─── GIVEN RECORDS

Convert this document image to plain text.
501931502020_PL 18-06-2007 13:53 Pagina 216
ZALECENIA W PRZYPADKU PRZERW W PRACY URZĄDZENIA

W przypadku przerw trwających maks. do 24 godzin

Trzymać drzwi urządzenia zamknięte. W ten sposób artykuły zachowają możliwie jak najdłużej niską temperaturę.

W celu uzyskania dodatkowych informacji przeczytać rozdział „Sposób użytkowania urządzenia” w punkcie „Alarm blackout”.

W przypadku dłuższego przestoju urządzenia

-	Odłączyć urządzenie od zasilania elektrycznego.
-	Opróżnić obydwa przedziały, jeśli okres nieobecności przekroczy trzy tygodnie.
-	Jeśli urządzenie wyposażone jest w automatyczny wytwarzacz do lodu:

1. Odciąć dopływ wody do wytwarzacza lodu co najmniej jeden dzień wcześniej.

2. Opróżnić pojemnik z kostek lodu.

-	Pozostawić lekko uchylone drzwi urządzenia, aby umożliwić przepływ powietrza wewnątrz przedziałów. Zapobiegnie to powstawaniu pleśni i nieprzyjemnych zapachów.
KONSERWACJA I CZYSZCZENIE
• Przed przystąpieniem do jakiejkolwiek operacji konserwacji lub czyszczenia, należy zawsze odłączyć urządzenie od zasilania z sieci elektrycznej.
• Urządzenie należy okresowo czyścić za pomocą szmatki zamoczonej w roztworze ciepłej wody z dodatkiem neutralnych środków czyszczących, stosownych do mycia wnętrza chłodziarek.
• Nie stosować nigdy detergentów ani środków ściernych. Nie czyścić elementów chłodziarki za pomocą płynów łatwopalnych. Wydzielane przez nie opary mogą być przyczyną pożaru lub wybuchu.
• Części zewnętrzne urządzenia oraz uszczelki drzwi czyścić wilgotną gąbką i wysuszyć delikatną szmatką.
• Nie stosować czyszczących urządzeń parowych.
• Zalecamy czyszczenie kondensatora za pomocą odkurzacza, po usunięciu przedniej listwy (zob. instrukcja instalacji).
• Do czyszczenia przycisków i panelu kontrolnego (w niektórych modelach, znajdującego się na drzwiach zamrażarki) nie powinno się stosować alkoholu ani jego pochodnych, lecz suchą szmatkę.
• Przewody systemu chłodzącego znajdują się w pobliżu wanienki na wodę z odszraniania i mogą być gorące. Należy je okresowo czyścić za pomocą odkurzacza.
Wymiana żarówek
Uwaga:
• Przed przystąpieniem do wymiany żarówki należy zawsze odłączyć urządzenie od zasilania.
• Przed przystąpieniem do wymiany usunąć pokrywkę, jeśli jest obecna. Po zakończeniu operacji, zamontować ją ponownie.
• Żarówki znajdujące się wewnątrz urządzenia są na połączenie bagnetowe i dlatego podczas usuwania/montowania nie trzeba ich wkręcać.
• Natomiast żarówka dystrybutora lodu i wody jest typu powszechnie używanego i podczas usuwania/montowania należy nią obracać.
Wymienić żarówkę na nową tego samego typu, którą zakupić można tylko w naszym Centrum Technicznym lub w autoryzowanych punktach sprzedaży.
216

──────

Which lines contain "czyścić"? Copy each of them.

• Urządzenie należy okresowo czyścić za pomocą szmatki zamoczonej w roztworze ciepłej wody z dodatkiem neutralnych środków czyszczących, stosownych do mycia wnętrza chłodziarek.
• Nie stosować nigdy detergentów ani środków ściernych. Nie czyścić elementów chłodziarki za pomocą płynów łatwopalnych. Wydzielane przez nie opary mogą być przyczyną pożaru lub wybuchu.
• Części zewnętrzne urządzenia oraz uszczelki drzwi czyścić wilgotną gąbką i wysuszyć delikatną szmatką.
• Przewody systemu chłodzącego znajdują się w pobliżu wanienki na wodę z odszraniania i mogą być gorące. Należy je okresowo czyścić za pomocą odkurzacza.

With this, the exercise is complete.